(Dataset entries on figures)
============================================================

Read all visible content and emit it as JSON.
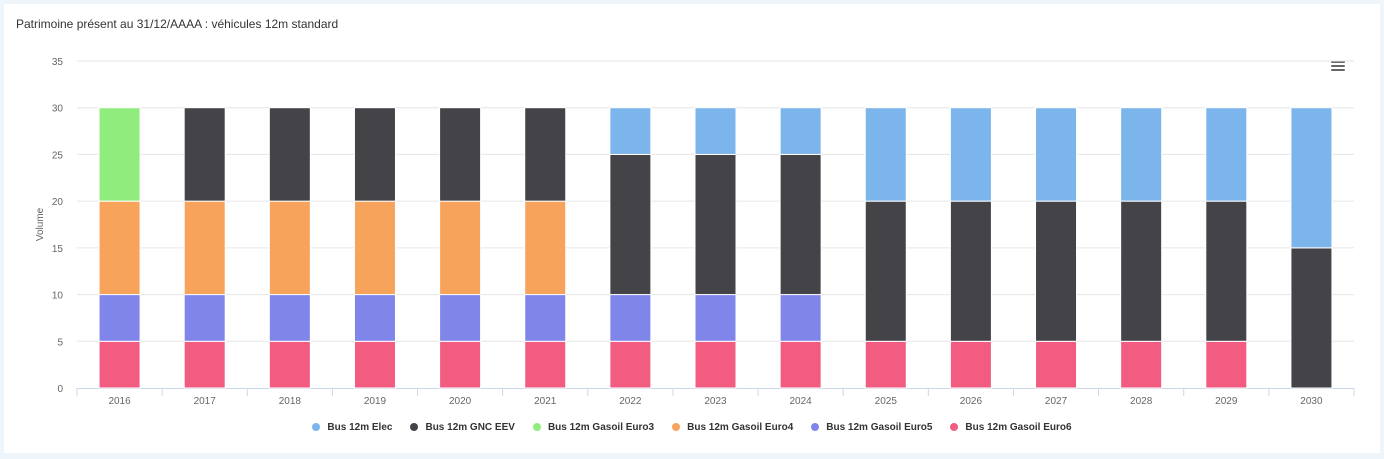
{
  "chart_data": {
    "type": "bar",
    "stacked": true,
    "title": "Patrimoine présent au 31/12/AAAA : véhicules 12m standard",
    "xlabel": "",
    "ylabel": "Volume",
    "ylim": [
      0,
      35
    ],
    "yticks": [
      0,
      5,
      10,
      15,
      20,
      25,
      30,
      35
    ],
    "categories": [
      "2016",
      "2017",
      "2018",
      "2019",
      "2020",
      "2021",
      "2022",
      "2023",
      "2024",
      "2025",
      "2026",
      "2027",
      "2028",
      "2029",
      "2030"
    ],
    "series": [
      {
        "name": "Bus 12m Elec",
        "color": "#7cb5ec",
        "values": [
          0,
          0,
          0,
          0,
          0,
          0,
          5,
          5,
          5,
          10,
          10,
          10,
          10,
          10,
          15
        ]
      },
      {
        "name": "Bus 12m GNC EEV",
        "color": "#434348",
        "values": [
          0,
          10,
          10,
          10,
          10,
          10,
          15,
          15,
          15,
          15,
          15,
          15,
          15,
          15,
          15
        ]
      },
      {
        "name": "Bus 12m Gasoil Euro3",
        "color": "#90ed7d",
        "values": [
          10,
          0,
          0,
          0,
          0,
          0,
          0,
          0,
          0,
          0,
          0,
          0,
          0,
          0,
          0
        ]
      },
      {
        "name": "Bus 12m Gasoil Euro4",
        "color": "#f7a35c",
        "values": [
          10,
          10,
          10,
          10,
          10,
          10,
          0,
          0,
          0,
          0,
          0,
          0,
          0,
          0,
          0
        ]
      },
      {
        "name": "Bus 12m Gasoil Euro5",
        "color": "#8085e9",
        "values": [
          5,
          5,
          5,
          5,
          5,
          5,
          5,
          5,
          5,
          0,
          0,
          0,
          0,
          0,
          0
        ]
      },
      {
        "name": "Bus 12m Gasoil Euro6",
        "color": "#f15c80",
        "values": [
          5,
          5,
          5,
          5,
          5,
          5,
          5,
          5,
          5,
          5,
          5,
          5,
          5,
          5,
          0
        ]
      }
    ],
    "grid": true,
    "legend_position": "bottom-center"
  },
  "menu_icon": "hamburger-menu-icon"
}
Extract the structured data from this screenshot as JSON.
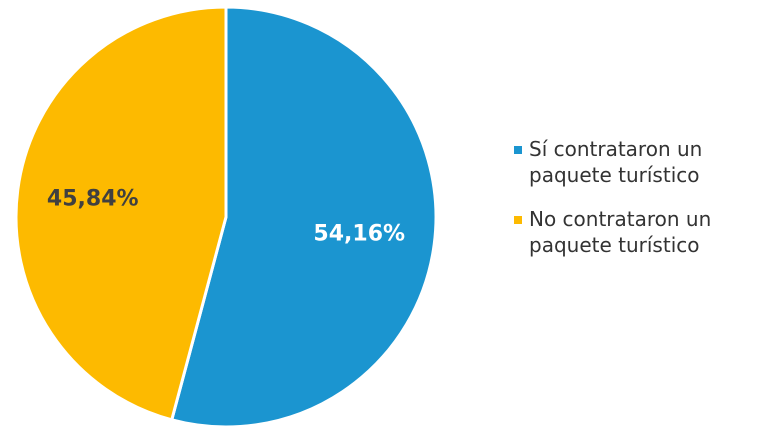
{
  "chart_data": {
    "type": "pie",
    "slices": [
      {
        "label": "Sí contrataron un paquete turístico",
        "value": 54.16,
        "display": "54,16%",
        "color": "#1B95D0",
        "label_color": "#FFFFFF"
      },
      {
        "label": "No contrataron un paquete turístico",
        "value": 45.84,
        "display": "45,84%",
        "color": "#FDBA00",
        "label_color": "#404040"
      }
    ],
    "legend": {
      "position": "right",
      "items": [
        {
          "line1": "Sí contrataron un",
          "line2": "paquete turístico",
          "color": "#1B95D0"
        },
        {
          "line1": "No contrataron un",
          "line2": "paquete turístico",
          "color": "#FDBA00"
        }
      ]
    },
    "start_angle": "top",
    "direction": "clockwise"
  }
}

============================================================

Return to the listing above and set it down exactly, leaving out its pictures.

Read all visible content and emit it as JSON.
{
  "chart_data": {
    "type": "bar",
    "stacked": true,
    "title": "Patrimoine présent au 31/12/AAAA : véhicules 12m standard",
    "xlabel": "",
    "ylabel": "Volume",
    "ylim": [
      0,
      35
    ],
    "yticks": [
      0,
      5,
      10,
      15,
      20,
      25,
      30,
      35
    ],
    "categories": [
      "2016",
      "2017",
      "2018",
      "2019",
      "2020",
      "2021",
      "2022",
      "2023",
      "2024",
      "2025",
      "2026",
      "2027",
      "2028",
      "2029",
      "2030"
    ],
    "series": [
      {
        "name": "Bus 12m Elec",
        "color": "#7cb5ec",
        "values": [
          0,
          0,
          0,
          0,
          0,
          0,
          5,
          5,
          5,
          10,
          10,
          10,
          10,
          10,
          15
        ]
      },
      {
        "name": "Bus 12m GNC EEV",
        "color": "#434348",
        "values": [
          0,
          10,
          10,
          10,
          10,
          10,
          15,
          15,
          15,
          15,
          15,
          15,
          15,
          15,
          15
        ]
      },
      {
        "name": "Bus 12m Gasoil Euro3",
        "color": "#90ed7d",
        "values": [
          10,
          0,
          0,
          0,
          0,
          0,
          0,
          0,
          0,
          0,
          0,
          0,
          0,
          0,
          0
        ]
      },
      {
        "name": "Bus 12m Gasoil Euro4",
        "color": "#f7a35c",
        "values": [
          10,
          10,
          10,
          10,
          10,
          10,
          0,
          0,
          0,
          0,
          0,
          0,
          0,
          0,
          0
        ]
      },
      {
        "name": "Bus 12m Gasoil Euro5",
        "color": "#8085e9",
        "values": [
          5,
          5,
          5,
          5,
          5,
          5,
          5,
          5,
          5,
          0,
          0,
          0,
          0,
          0,
          0
        ]
      },
      {
        "name": "Bus 12m Gasoil Euro6",
        "color": "#f15c80",
        "values": [
          5,
          5,
          5,
          5,
          5,
          5,
          5,
          5,
          5,
          5,
          5,
          5,
          5,
          5,
          0
        ]
      }
    ],
    "grid": true,
    "legend_position": "bottom-center"
  },
  "menu_icon": "hamburger-menu-icon"
}
Extract the structured data from this screenshot as JSON.
{
  "chart_data": {
    "type": "pie",
    "slices": [
      {
        "label": "Sí contrataron un paquete turístico",
        "value": 54.16,
        "display": "54,16%",
        "color": "#1B95D0",
        "label_color": "#FFFFFF"
      },
      {
        "label": "No contrataron un paquete turístico",
        "value": 45.84,
        "display": "45,84%",
        "color": "#FDBA00",
        "label_color": "#404040"
      }
    ],
    "legend": {
      "position": "right",
      "items": [
        {
          "line1": "Sí contrataron un",
          "line2": "paquete turístico",
          "color": "#1B95D0"
        },
        {
          "line1": "No contrataron un",
          "line2": "paquete turístico",
          "color": "#FDBA00"
        }
      ]
    },
    "start_angle": "top",
    "direction": "clockwise"
  }
}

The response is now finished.